## RECORD EXTRACTS
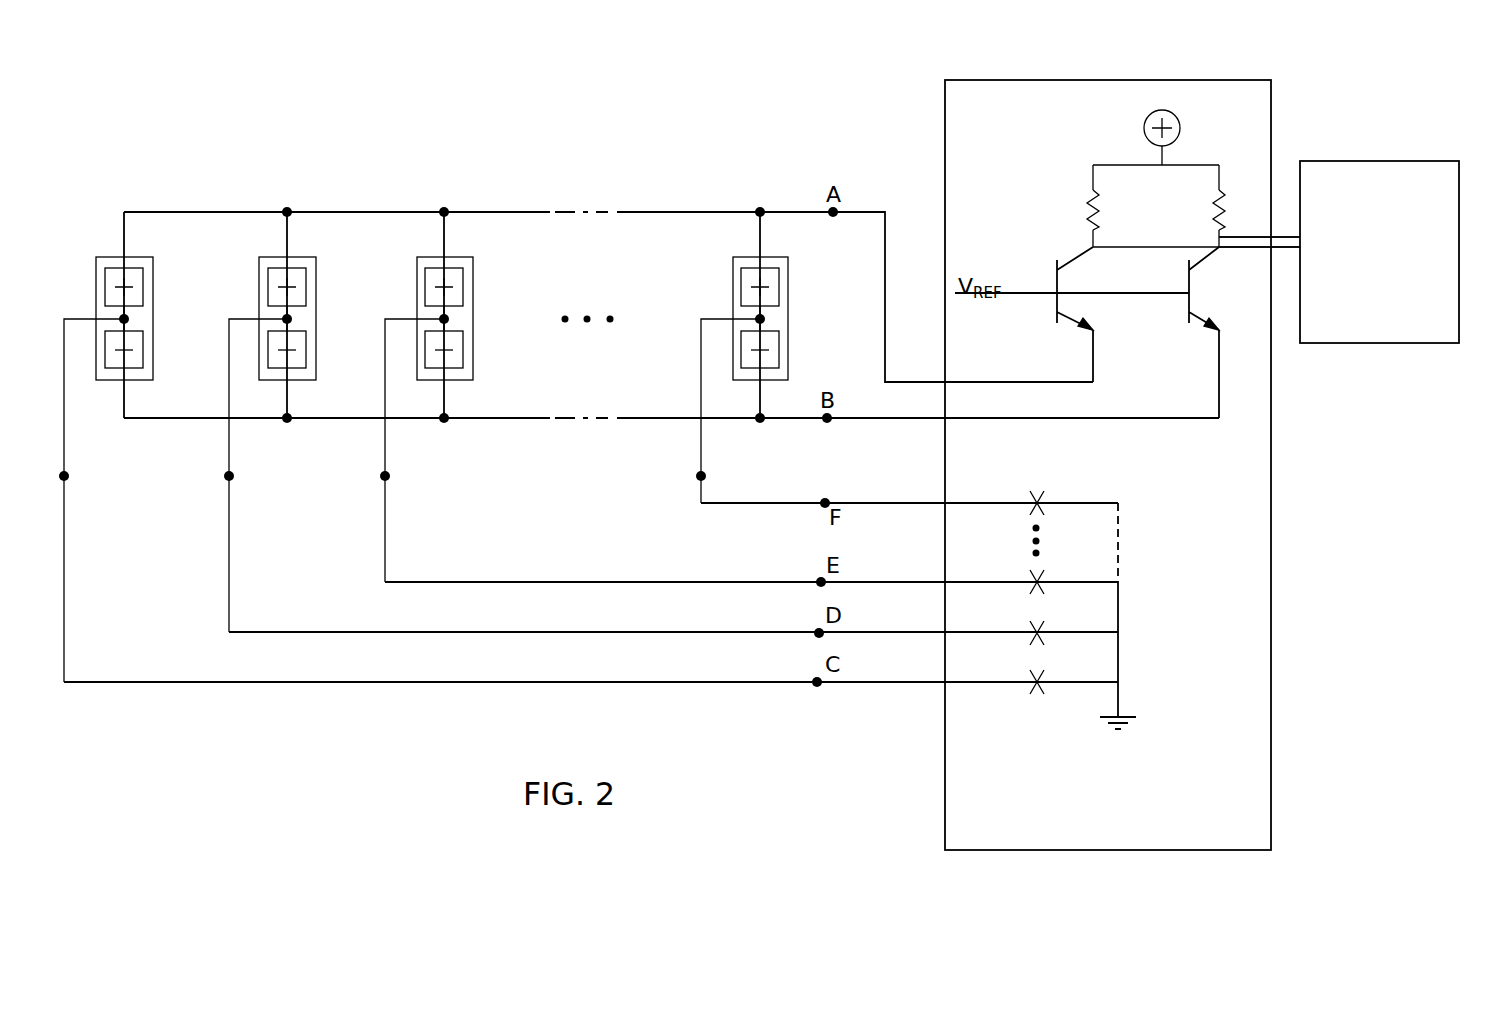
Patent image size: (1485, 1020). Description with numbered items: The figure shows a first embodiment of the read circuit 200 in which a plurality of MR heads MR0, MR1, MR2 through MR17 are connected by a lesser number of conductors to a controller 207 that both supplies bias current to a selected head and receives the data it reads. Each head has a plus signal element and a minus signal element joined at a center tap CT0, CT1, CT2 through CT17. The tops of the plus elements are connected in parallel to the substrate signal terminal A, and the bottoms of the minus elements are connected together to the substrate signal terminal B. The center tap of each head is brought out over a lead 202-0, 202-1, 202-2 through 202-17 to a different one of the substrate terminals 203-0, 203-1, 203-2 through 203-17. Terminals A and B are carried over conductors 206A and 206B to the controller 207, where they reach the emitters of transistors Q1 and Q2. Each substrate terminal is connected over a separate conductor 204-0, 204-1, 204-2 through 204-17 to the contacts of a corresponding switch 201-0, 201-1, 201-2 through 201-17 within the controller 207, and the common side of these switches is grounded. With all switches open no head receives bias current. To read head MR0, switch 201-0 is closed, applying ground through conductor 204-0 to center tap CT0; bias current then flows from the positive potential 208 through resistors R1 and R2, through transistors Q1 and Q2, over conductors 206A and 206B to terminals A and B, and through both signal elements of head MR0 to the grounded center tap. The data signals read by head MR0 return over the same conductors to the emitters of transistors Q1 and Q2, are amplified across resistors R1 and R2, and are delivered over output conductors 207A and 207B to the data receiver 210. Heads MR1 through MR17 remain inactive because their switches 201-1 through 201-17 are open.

The data acquisition circuit 200 is at (220, 150).
The conductor from cell 0 junction 202-0 is at (72, 319).
The conductor from cell 1 junction 202-1 is at (229, 440).
The conductor from cell 2 junction 202-2 is at (385, 440).
The conductor from cell 17 junction 202-17 is at (701, 455).
The substrate terminal 203-0 is at (64, 476).
The substrate terminal 203-1 is at (229, 476).
The substrate terminal 203-2 is at (385, 476).
The substrate terminal 203-17 is at (701, 477).
The conductor 204-0 is at (428, 682).
The conductor 204-1 is at (555, 632).
The conductor 204-2 is at (674, 582).
The conductor 204-17 is at (733, 503).
The switch 201-0 is at (1040, 680).
The switch 201-1 is at (1040, 630).
The switch 201-2 is at (1040, 580).
The switch 201-17 is at (1040, 500).
The conductor 206A is at (1058, 382).
The conductor 206B is at (1082, 418).
The controller 207 is at (1152, 64).
The output conductor 207A is at (1258, 235).
The output conductor 207B is at (1258, 250).
The positive potential 208 is at (1143, 128).
The data receiver 210 is at (1359, 350).
The MR head MR0 is at (140, 257).
The MR head MR1 is at (303, 257).
The MR head MR2 is at (465, 257).
The MR head MR17 is at (778, 257).
The center tap CT0 is at (126, 318).
The center tap CT1 is at (289, 318).
The center tap CT2 is at (446, 318).
The center tap CT17 is at (762, 318).
The resistor R1 is at (1110, 210).
The resistor R2 is at (1201, 210).
The transistor Q1 is at (1078, 288).
The transistor Q2 is at (1183, 288).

## WHAT IS NEEDED
Please reproduce the listing word for word, starting at its first line and stopping after the line that contains "The substrate terminal 203-1 is", including that line. Leave the pictures out of your answer.

## ANSWER TO THIS EXERCISE
Patent image size: (1485, 1020). Description with numbered items: The figure shows a first embodiment of the read circuit 200 in which a plurality of MR heads MR0, MR1, MR2 through MR17 are connected by a lesser number of conductors to a controller 207 that both supplies bias current to a selected head and receives the data it reads. Each head has a plus signal element and a minus signal element joined at a center tap CT0, CT1, CT2 through CT17. The tops of the plus elements are connected in parallel to the substrate signal terminal A, and the bottoms of the minus elements are connected together to the substrate signal terminal B. The center tap of each head is brought out over a lead 202-0, 202-1, 202-2 through 202-17 to a different one of the substrate terminals 203-0, 203-1, 203-2 through 203-17. Terminals A and B are carried over conductors 206A and 206B to the controller 207, where they reach the emitters of transistors Q1 and Q2. Each substrate terminal is connected over a separate conductor 204-0, 204-1, 204-2 through 204-17 to the contacts of a corresponding switch 201-0, 201-1, 201-2 through 201-17 within the controller 207, and the common side of these switches is grounded. With all switches open no head receives bias current. To read head MR0, switch 201-0 is closed, applying ground through conductor 204-0 to center tap CT0; bias current then flows from the positive potential 208 through resistors R1 and R2, through transistors Q1 and Q2, over conductors 206A and 206B to terminals A and B, and through both signal elements of head MR0 to the grounded center tap. The data signals read by head MR0 return over the same conductors to the emitters of transistors Q1 and Q2, are amplified across resistors R1 and R2, and are delivered over output conductors 207A and 207B to the data receiver 210. Heads MR1 through MR17 remain inactive because their switches 201-1 through 201-17 are open.

The data acquisition circuit 200 is at (220, 150).
The conductor from cell 0 junction 202-0 is at (72, 319).
The conductor from cell 1 junction 202-1 is at (229, 440).
The conductor from cell 2 junction 202-2 is at (385, 440).
The conductor from cell 17 junction 202-17 is at (701, 455).
The substrate terminal 203-0 is at (64, 476).
The substrate terminal 203-1 is at (229, 476).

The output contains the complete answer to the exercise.